**To do:**
Make an exact copy of the records, with the images left out.
— START —
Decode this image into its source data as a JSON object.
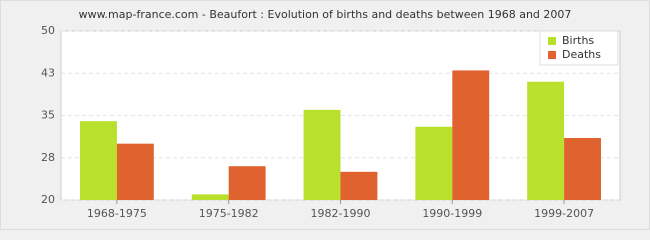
{
  "chart_data": {
    "type": "bar",
    "title": "www.map-france.com - Beaufort : Evolution of births and deaths between 1968 and 2007",
    "categories": [
      "1968-1975",
      "1975-1982",
      "1982-1990",
      "1990-1999",
      "1999-2007"
    ],
    "series": [
      {
        "name": "Births",
        "color": "#b8e02c",
        "values": [
          34,
          21,
          36,
          33,
          41
        ]
      },
      {
        "name": "Deaths",
        "color": "#e0622e",
        "values": [
          30,
          26,
          25,
          43,
          31
        ]
      }
    ],
    "ylim": [
      20,
      50
    ],
    "yticks": [
      20,
      {
        "value": 27.5,
        "label": "28"
      },
      35,
      {
        "value": 42.5,
        "label": "43"
      },
      50
    ],
    "grid": true,
    "legend": "top-right"
  }
}
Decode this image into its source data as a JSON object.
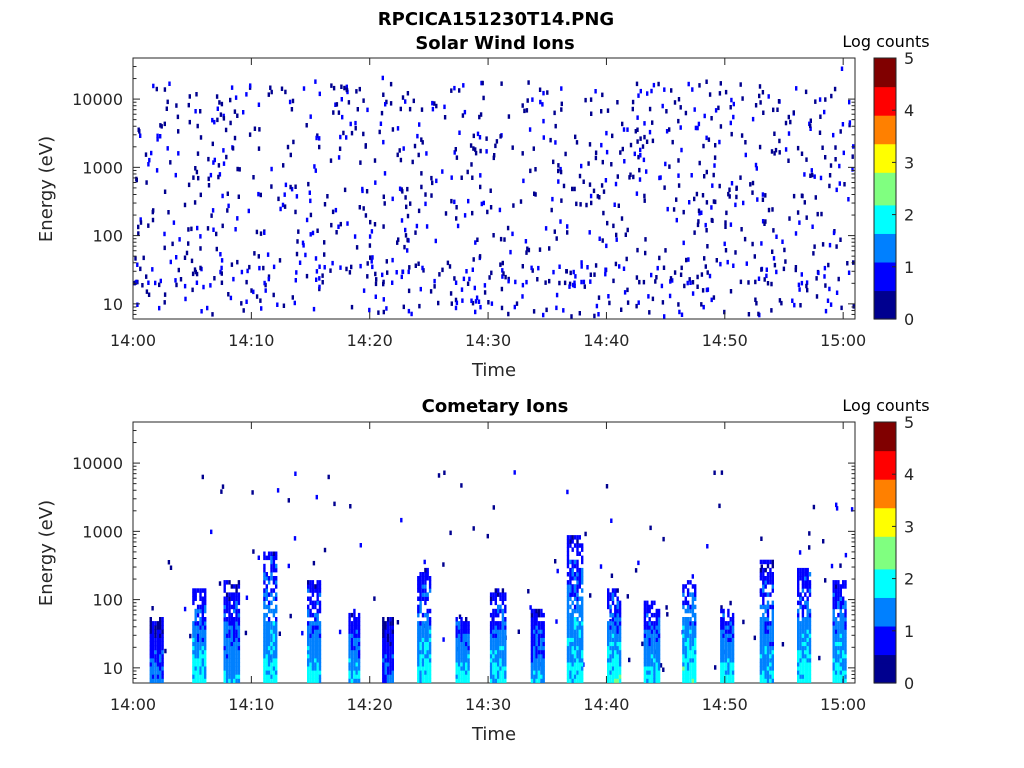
{
  "figure_title": "RPCICA151230T14.PNG",
  "colormap": [
    "#00008f",
    "#0000ff",
    "#0080ff",
    "#00ffff",
    "#80ff80",
    "#ffff00",
    "#ff8000",
    "#ff0000",
    "#800000"
  ],
  "chart_data": [
    {
      "type": "heatmap",
      "title": "Solar Wind Ions",
      "xlabel": "Time",
      "ylabel": "Energy (eV)",
      "x_ticks": [
        "14:00",
        "14:10",
        "14:20",
        "14:30",
        "14:40",
        "14:50",
        "15:00"
      ],
      "x_range_minutes": [
        0,
        61
      ],
      "y_scale": "log",
      "y_range": [
        6,
        40000
      ],
      "y_ticks": [
        10,
        100,
        1000,
        10000
      ],
      "y_tick_labels": [
        "10",
        "100",
        "1000",
        "10000"
      ],
      "colorbar": {
        "label": "Log counts",
        "range": [
          0,
          5
        ],
        "ticks": [
          "0",
          "1",
          "2",
          "3",
          "4",
          "5"
        ]
      },
      "pattern": "sparse",
      "cells": [
        {
          "t": 1.2,
          "e": 22,
          "v": 0.6
        },
        {
          "t": 5.3,
          "e": 22,
          "v": 0.6
        },
        {
          "t": 7.4,
          "e": 30,
          "v": 0.5
        },
        {
          "t": 21.8,
          "e": 22,
          "v": 0.6
        },
        {
          "t": 24.1,
          "e": 10,
          "v": 0.5
        },
        {
          "t": 27.2,
          "e": 22,
          "v": 0.6
        },
        {
          "t": 28.5,
          "e": 12,
          "v": 0.6
        },
        {
          "t": 31.2,
          "e": 30,
          "v": 0.5
        },
        {
          "t": 37.2,
          "e": 22,
          "v": 0.6
        },
        {
          "t": 47.0,
          "e": 22,
          "v": 0.6
        },
        {
          "t": 55.6,
          "e": 12,
          "v": 0.6
        },
        {
          "t": 58.4,
          "e": 20,
          "v": 0.5
        },
        {
          "t": 21.0,
          "e": 22000,
          "v": 0.6
        },
        {
          "t": 9.8,
          "e": 17000,
          "v": 0.6
        },
        {
          "t": 59.8,
          "e": 30000,
          "v": 0.6
        }
      ]
    },
    {
      "type": "heatmap",
      "title": "Cometary Ions",
      "xlabel": "Time",
      "ylabel": "Energy (eV)",
      "x_ticks": [
        "14:00",
        "14:10",
        "14:20",
        "14:30",
        "14:40",
        "14:50",
        "15:00"
      ],
      "x_range_minutes": [
        0,
        61
      ],
      "y_scale": "log",
      "y_range": [
        6,
        40000
      ],
      "y_ticks": [
        10,
        100,
        1000,
        10000
      ],
      "y_tick_labels": [
        "10",
        "100",
        "1000",
        "10000"
      ],
      "colorbar": {
        "label": "Log counts",
        "range": [
          0,
          5
        ],
        "ticks": [
          "0",
          "1",
          "2",
          "3",
          "4",
          "5"
        ]
      },
      "pattern": "bursts",
      "bursts": [
        {
          "t": 2.0,
          "w": 1.2,
          "v": 1.3,
          "top": 60
        },
        {
          "t": 5.6,
          "w": 1.2,
          "v": 1.9,
          "top": 150
        },
        {
          "t": 8.3,
          "w": 1.3,
          "v": 1.6,
          "top": 200
        },
        {
          "t": 11.5,
          "w": 1.0,
          "v": 1.9,
          "top": 550
        },
        {
          "t": 15.2,
          "w": 1.0,
          "v": 1.8,
          "top": 200
        },
        {
          "t": 18.6,
          "w": 0.8,
          "v": 1.7,
          "top": 80
        },
        {
          "t": 21.5,
          "w": 0.9,
          "v": 1.2,
          "top": 60
        },
        {
          "t": 24.6,
          "w": 1.2,
          "v": 1.9,
          "top": 300
        },
        {
          "t": 27.8,
          "w": 1.1,
          "v": 1.9,
          "top": 60
        },
        {
          "t": 30.8,
          "w": 1.3,
          "v": 1.8,
          "top": 150
        },
        {
          "t": 34.1,
          "w": 1.0,
          "v": 1.6,
          "top": 80
        },
        {
          "t": 37.3,
          "w": 1.3,
          "v": 1.9,
          "top": 900
        },
        {
          "t": 40.6,
          "w": 1.1,
          "v": 2.0,
          "top": 150
        },
        {
          "t": 43.8,
          "w": 1.3,
          "v": 1.8,
          "top": 100
        },
        {
          "t": 47.0,
          "w": 1.2,
          "v": 2.1,
          "top": 200
        },
        {
          "t": 50.2,
          "w": 1.2,
          "v": 2.0,
          "top": 80
        },
        {
          "t": 53.5,
          "w": 1.1,
          "v": 1.7,
          "top": 400
        },
        {
          "t": 56.7,
          "w": 1.2,
          "v": 2.0,
          "top": 300
        },
        {
          "t": 59.6,
          "w": 1.0,
          "v": 1.9,
          "top": 200
        }
      ]
    }
  ]
}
— END —
**Answer below:**
Decode this image into its source data as a JSON object.
{
  "chart_data": {
    "type": "bar",
    "title": "www.map-france.com - Beaufort : Evolution of births and deaths between 1968 and 2007",
    "categories": [
      "1968-1975",
      "1975-1982",
      "1982-1990",
      "1990-1999",
      "1999-2007"
    ],
    "series": [
      {
        "name": "Births",
        "color": "#b8e02c",
        "values": [
          34,
          21,
          36,
          33,
          41
        ]
      },
      {
        "name": "Deaths",
        "color": "#e0622e",
        "values": [
          30,
          26,
          25,
          43,
          31
        ]
      }
    ],
    "ylim": [
      20,
      50
    ],
    "yticks": [
      20,
      {
        "value": 27.5,
        "label": "28"
      },
      35,
      {
        "value": 42.5,
        "label": "43"
      },
      50
    ],
    "grid": true,
    "legend": "top-right"
  }
}
Decode this image into its source data as a JSON object.
{
  "figure_title": "RPCICA151230T14.PNG",
  "colormap": [
    "#00008f",
    "#0000ff",
    "#0080ff",
    "#00ffff",
    "#80ff80",
    "#ffff00",
    "#ff8000",
    "#ff0000",
    "#800000"
  ],
  "chart_data": [
    {
      "type": "heatmap",
      "title": "Solar Wind Ions",
      "xlabel": "Time",
      "ylabel": "Energy (eV)",
      "x_ticks": [
        "14:00",
        "14:10",
        "14:20",
        "14:30",
        "14:40",
        "14:50",
        "15:00"
      ],
      "x_range_minutes": [
        0,
        61
      ],
      "y_scale": "log",
      "y_range": [
        6,
        40000
      ],
      "y_ticks": [
        10,
        100,
        1000,
        10000
      ],
      "y_tick_labels": [
        "10",
        "100",
        "1000",
        "10000"
      ],
      "colorbar": {
        "label": "Log counts",
        "range": [
          0,
          5
        ],
        "ticks": [
          "0",
          "1",
          "2",
          "3",
          "4",
          "5"
        ]
      },
      "pattern": "sparse",
      "cells": [
        {
          "t": 1.2,
          "e": 22,
          "v": 0.6
        },
        {
          "t": 5.3,
          "e": 22,
          "v": 0.6
        },
        {
          "t": 7.4,
          "e": 30,
          "v": 0.5
        },
        {
          "t": 21.8,
          "e": 22,
          "v": 0.6
        },
        {
          "t": 24.1,
          "e": 10,
          "v": 0.5
        },
        {
          "t": 27.2,
          "e": 22,
          "v": 0.6
        },
        {
          "t": 28.5,
          "e": 12,
          "v": 0.6
        },
        {
          "t": 31.2,
          "e": 30,
          "v": 0.5
        },
        {
          "t": 37.2,
          "e": 22,
          "v": 0.6
        },
        {
          "t": 47.0,
          "e": 22,
          "v": 0.6
        },
        {
          "t": 55.6,
          "e": 12,
          "v": 0.6
        },
        {
          "t": 58.4,
          "e": 20,
          "v": 0.5
        },
        {
          "t": 21.0,
          "e": 22000,
          "v": 0.6
        },
        {
          "t": 9.8,
          "e": 17000,
          "v": 0.6
        },
        {
          "t": 59.8,
          "e": 30000,
          "v": 0.6
        }
      ]
    },
    {
      "type": "heatmap",
      "title": "Cometary Ions",
      "xlabel": "Time",
      "ylabel": "Energy (eV)",
      "x_ticks": [
        "14:00",
        "14:10",
        "14:20",
        "14:30",
        "14:40",
        "14:50",
        "15:00"
      ],
      "x_range_minutes": [
        0,
        61
      ],
      "y_scale": "log",
      "y_range": [
        6,
        40000
      ],
      "y_ticks": [
        10,
        100,
        1000,
        10000
      ],
      "y_tick_labels": [
        "10",
        "100",
        "1000",
        "10000"
      ],
      "colorbar": {
        "label": "Log counts",
        "range": [
          0,
          5
        ],
        "ticks": [
          "0",
          "1",
          "2",
          "3",
          "4",
          "5"
        ]
      },
      "pattern": "bursts",
      "bursts": [
        {
          "t": 2.0,
          "w": 1.2,
          "v": 1.3,
          "top": 60
        },
        {
          "t": 5.6,
          "w": 1.2,
          "v": 1.9,
          "top": 150
        },
        {
          "t": 8.3,
          "w": 1.3,
          "v": 1.6,
          "top": 200
        },
        {
          "t": 11.5,
          "w": 1.0,
          "v": 1.9,
          "top": 550
        },
        {
          "t": 15.2,
          "w": 1.0,
          "v": 1.8,
          "top": 200
        },
        {
          "t": 18.6,
          "w": 0.8,
          "v": 1.7,
          "top": 80
        },
        {
          "t": 21.5,
          "w": 0.9,
          "v": 1.2,
          "top": 60
        },
        {
          "t": 24.6,
          "w": 1.2,
          "v": 1.9,
          "top": 300
        },
        {
          "t": 27.8,
          "w": 1.1,
          "v": 1.9,
          "top": 60
        },
        {
          "t": 30.8,
          "w": 1.3,
          "v": 1.8,
          "top": 150
        },
        {
          "t": 34.1,
          "w": 1.0,
          "v": 1.6,
          "top": 80
        },
        {
          "t": 37.3,
          "w": 1.3,
          "v": 1.9,
          "top": 900
        },
        {
          "t": 40.6,
          "w": 1.1,
          "v": 2.0,
          "top": 150
        },
        {
          "t": 43.8,
          "w": 1.3,
          "v": 1.8,
          "top": 100
        },
        {
          "t": 47.0,
          "w": 1.2,
          "v": 2.1,
          "top": 200
        },
        {
          "t": 50.2,
          "w": 1.2,
          "v": 2.0,
          "top": 80
        },
        {
          "t": 53.5,
          "w": 1.1,
          "v": 1.7,
          "top": 400
        },
        {
          "t": 56.7,
          "w": 1.2,
          "v": 2.0,
          "top": 300
        },
        {
          "t": 59.6,
          "w": 1.0,
          "v": 1.9,
          "top": 200
        }
      ]
    }
  ]
}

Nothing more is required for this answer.